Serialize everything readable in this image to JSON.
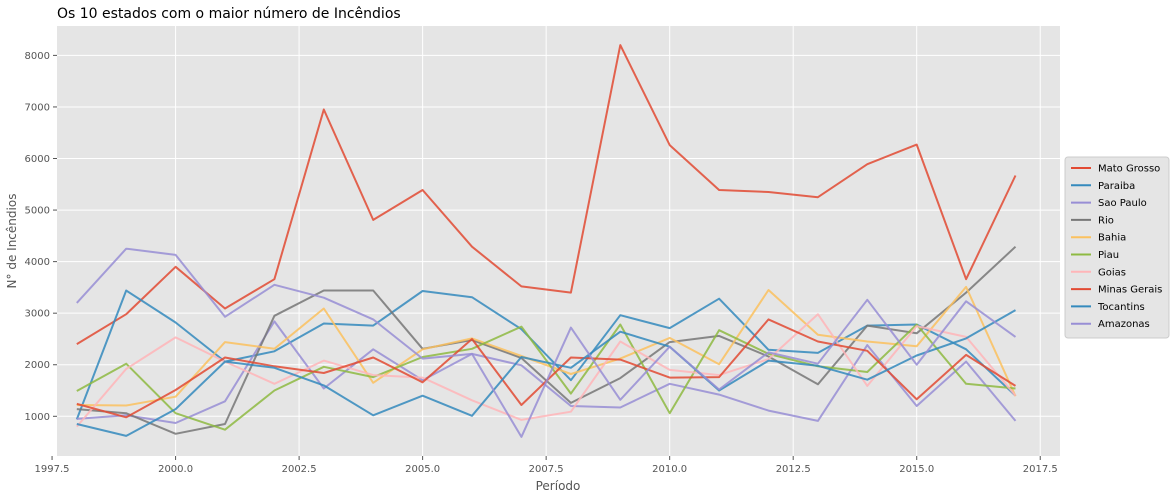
{
  "chart_data": {
    "type": "line",
    "title": "Os 10 estados com o maior número de Incêndios",
    "xlabel": "Período",
    "ylabel": "N° de Incêndios",
    "xlim": [
      1997.6,
      2017.9
    ],
    "ylim": [
      230,
      8570
    ],
    "xticks": [
      1997.5,
      2000.0,
      2002.5,
      2005.0,
      2007.5,
      2010.0,
      2012.5,
      2015.0,
      2017.5
    ],
    "xtick_labels": [
      "1997.5",
      "2000.0",
      "2002.5",
      "2005.0",
      "2007.5",
      "2010.0",
      "2012.5",
      "2015.0",
      "2017.5"
    ],
    "yticks": [
      1000,
      2000,
      3000,
      4000,
      5000,
      6000,
      7000,
      8000
    ],
    "ytick_labels": [
      "1000",
      "2000",
      "3000",
      "4000",
      "5000",
      "6000",
      "7000",
      "8000"
    ],
    "grid": true,
    "legend_position": "right",
    "x": [
      1998,
      1999,
      2000,
      2001,
      2002,
      2003,
      2004,
      2005,
      2006,
      2007,
      2008,
      2009,
      2010,
      2011,
      2012,
      2013,
      2014,
      2015,
      2016,
      2017
    ],
    "series": [
      {
        "name": "Mato Grosso",
        "color": "#e24a33",
        "values": [
          2400,
          2980,
          3900,
          3090,
          3660,
          6950,
          4810,
          5390,
          4290,
          3520,
          3400,
          8200,
          6260,
          5390,
          5350,
          5250,
          5890,
          6270,
          3660,
          5670
        ]
      },
      {
        "name": "Paraiba",
        "color": "#348abd",
        "values": [
          940,
          3440,
          2820,
          2060,
          2260,
          2800,
          2760,
          3430,
          3310,
          2690,
          1700,
          2960,
          2710,
          3280,
          2290,
          2230,
          2760,
          2780,
          2300,
          1400
        ]
      },
      {
        "name": "Sao Paulo",
        "color": "#988ed5",
        "values": [
          950,
          1020,
          870,
          1290,
          2840,
          1540,
          2300,
          1700,
          2210,
          1990,
          1200,
          1170,
          1630,
          1420,
          1110,
          910,
          2380,
          1200,
          2060,
          910
        ]
      },
      {
        "name": "Rio",
        "color": "#777777",
        "values": [
          1140,
          1060,
          660,
          850,
          2950,
          3440,
          3440,
          2310,
          2480,
          2130,
          1260,
          1740,
          2440,
          2560,
          2160,
          1620,
          2760,
          2610,
          3400,
          4290
        ]
      },
      {
        "name": "Bahia",
        "color": "#fbc15e",
        "values": [
          1220,
          1210,
          1380,
          2440,
          2310,
          3090,
          1650,
          2300,
          2510,
          2170,
          1820,
          2120,
          2520,
          2010,
          3450,
          2580,
          2450,
          2360,
          3510,
          1390
        ]
      },
      {
        "name": "Piau",
        "color": "#8eba42",
        "values": [
          1490,
          2020,
          1060,
          740,
          1500,
          1960,
          1760,
          2150,
          2310,
          2740,
          1440,
          2780,
          1060,
          2670,
          2210,
          1970,
          1860,
          2780,
          1630,
          1540
        ]
      },
      {
        "name": "Goias",
        "color": "#ffb5b8",
        "values": [
          800,
          1920,
          2530,
          2060,
          1630,
          2080,
          1800,
          1750,
          1310,
          930,
          1090,
          2450,
          1900,
          1800,
          2110,
          2980,
          1590,
          2750,
          2540,
          1400
        ]
      },
      {
        "name": "Minas Gerais",
        "color": "#e24a33",
        "values": [
          1240,
          980,
          1510,
          2140,
          1970,
          1840,
          2140,
          1660,
          2500,
          1220,
          2140,
          2100,
          1750,
          1760,
          2880,
          2450,
          2270,
          1330,
          2190,
          1590
        ]
      },
      {
        "name": "Tocantins",
        "color": "#348abd",
        "values": [
          850,
          620,
          1140,
          2060,
          1940,
          1600,
          1020,
          1400,
          1010,
          2150,
          1940,
          2640,
          2350,
          1500,
          2080,
          1980,
          1710,
          2180,
          2510,
          3060
        ]
      },
      {
        "name": "Amazonas",
        "color": "#988ed5",
        "values": [
          3200,
          4250,
          4130,
          2930,
          3550,
          3300,
          2880,
          2120,
          2210,
          600,
          2720,
          1320,
          2350,
          1520,
          2240,
          2020,
          3260,
          2000,
          3230,
          2540
        ]
      }
    ]
  }
}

**EXERCISE DESCRIPTION**
Where a line contains "color", copy that line.

**TASK OUTPUT**
        "color": "#e24a33",
        "color": "#348abd",
        "color": "#988ed5",
        "color": "#777777",
        "color": "#fbc15e",
        "color": "#8eba42",
        "color": "#ffb5b8",
        "color": "#e24a33",
        "color": "#348abd",
        "color": "#988ed5",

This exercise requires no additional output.